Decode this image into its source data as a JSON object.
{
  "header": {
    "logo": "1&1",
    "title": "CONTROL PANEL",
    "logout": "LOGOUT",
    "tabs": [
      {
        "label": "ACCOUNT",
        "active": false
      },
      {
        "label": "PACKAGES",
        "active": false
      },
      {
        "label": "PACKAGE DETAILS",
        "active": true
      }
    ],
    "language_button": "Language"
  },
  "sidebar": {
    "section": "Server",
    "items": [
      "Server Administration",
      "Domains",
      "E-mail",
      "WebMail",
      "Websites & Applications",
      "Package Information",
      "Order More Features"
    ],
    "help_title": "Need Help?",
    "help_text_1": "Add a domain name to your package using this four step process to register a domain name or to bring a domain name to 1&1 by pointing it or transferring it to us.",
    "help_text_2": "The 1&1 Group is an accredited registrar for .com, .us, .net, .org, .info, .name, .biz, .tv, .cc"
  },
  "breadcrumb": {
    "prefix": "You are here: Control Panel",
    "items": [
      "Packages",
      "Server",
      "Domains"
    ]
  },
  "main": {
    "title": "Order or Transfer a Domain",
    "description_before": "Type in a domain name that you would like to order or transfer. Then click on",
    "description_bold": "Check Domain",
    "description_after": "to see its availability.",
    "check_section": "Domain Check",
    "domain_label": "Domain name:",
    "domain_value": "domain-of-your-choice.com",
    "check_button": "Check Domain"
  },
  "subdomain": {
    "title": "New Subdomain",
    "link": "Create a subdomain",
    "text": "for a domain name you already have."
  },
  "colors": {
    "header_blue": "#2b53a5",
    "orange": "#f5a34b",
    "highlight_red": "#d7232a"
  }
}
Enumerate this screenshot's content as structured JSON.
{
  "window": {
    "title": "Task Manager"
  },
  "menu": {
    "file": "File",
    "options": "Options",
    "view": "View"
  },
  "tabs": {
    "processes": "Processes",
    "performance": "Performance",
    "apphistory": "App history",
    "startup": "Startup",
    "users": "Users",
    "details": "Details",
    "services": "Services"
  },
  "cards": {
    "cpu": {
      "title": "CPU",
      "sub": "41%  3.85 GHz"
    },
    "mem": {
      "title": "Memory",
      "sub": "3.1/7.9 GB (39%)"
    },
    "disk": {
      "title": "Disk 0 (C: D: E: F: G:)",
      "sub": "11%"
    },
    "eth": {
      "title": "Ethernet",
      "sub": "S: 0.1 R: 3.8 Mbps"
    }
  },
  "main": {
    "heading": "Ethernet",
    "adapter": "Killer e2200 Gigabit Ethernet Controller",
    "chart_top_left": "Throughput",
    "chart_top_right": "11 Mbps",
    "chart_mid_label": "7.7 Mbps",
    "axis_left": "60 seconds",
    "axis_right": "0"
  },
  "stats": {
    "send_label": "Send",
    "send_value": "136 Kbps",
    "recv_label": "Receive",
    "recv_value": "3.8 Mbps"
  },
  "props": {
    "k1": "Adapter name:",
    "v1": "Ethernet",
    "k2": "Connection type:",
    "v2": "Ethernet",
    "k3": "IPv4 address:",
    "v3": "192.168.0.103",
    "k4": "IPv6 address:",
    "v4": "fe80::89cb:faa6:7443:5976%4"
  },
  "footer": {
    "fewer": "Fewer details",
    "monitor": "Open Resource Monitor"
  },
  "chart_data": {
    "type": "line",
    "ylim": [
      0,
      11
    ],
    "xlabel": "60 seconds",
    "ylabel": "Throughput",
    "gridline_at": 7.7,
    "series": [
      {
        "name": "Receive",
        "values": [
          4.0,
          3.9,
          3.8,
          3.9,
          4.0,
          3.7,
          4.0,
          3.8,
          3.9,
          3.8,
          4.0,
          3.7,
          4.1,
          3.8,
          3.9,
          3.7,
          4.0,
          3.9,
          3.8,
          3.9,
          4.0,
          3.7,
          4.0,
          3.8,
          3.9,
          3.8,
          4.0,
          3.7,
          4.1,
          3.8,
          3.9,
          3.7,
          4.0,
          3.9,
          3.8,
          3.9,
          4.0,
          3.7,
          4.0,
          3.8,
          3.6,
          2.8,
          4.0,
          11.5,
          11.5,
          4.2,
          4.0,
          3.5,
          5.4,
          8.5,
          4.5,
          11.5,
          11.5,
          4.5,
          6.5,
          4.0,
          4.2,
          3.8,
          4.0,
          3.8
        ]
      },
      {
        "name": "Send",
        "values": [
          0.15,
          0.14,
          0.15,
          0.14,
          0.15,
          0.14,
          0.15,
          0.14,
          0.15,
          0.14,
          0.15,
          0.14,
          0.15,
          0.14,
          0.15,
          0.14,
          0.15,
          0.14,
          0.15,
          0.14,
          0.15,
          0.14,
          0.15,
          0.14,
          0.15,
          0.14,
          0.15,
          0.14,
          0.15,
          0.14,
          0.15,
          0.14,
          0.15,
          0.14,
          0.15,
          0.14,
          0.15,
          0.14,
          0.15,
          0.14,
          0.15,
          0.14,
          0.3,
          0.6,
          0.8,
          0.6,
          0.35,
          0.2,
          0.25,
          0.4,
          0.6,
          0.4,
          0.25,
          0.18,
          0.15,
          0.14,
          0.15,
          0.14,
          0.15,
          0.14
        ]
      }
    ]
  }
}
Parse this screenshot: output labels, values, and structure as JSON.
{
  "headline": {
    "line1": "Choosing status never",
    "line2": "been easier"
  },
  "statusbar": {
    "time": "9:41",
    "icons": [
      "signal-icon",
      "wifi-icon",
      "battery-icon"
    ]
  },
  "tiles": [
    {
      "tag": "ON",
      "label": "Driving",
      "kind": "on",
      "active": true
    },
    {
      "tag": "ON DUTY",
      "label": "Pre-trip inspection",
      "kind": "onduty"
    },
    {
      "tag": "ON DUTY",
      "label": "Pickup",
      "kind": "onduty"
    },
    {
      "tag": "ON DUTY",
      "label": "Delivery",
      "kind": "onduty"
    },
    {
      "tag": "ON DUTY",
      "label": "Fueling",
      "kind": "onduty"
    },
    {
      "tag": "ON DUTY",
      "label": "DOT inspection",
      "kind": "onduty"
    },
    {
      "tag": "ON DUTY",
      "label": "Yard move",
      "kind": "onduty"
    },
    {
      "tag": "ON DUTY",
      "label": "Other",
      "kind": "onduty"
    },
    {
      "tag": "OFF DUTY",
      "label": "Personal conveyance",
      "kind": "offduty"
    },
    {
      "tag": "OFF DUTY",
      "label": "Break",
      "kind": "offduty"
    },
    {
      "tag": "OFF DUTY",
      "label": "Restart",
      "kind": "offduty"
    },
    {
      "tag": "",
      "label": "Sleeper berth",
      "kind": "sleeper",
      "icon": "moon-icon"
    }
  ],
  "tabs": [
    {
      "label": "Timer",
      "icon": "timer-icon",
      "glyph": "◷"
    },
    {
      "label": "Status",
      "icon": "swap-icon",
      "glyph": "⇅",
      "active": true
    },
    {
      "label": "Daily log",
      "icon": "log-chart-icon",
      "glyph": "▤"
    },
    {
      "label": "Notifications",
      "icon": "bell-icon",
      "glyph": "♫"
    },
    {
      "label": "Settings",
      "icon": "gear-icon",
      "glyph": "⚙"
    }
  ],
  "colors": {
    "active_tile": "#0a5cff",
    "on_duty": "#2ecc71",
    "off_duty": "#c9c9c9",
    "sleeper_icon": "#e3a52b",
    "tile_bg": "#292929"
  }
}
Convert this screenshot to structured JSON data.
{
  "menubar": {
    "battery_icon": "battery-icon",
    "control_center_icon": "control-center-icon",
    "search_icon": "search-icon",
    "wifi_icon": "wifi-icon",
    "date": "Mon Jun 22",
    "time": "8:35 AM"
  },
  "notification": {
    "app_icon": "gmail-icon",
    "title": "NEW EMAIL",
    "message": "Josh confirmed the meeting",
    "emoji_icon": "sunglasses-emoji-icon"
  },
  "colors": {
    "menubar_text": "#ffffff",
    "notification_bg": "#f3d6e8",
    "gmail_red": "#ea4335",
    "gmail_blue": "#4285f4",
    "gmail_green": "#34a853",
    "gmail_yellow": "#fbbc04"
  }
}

- - - - - - -

* EXERCISE OBJECTIVE *
Select every line of the material above holding the word "seconds" and copy it.

* WORKED SOLUTION *
    "axis_left": "60 seconds",
    "xlabel": "60 seconds",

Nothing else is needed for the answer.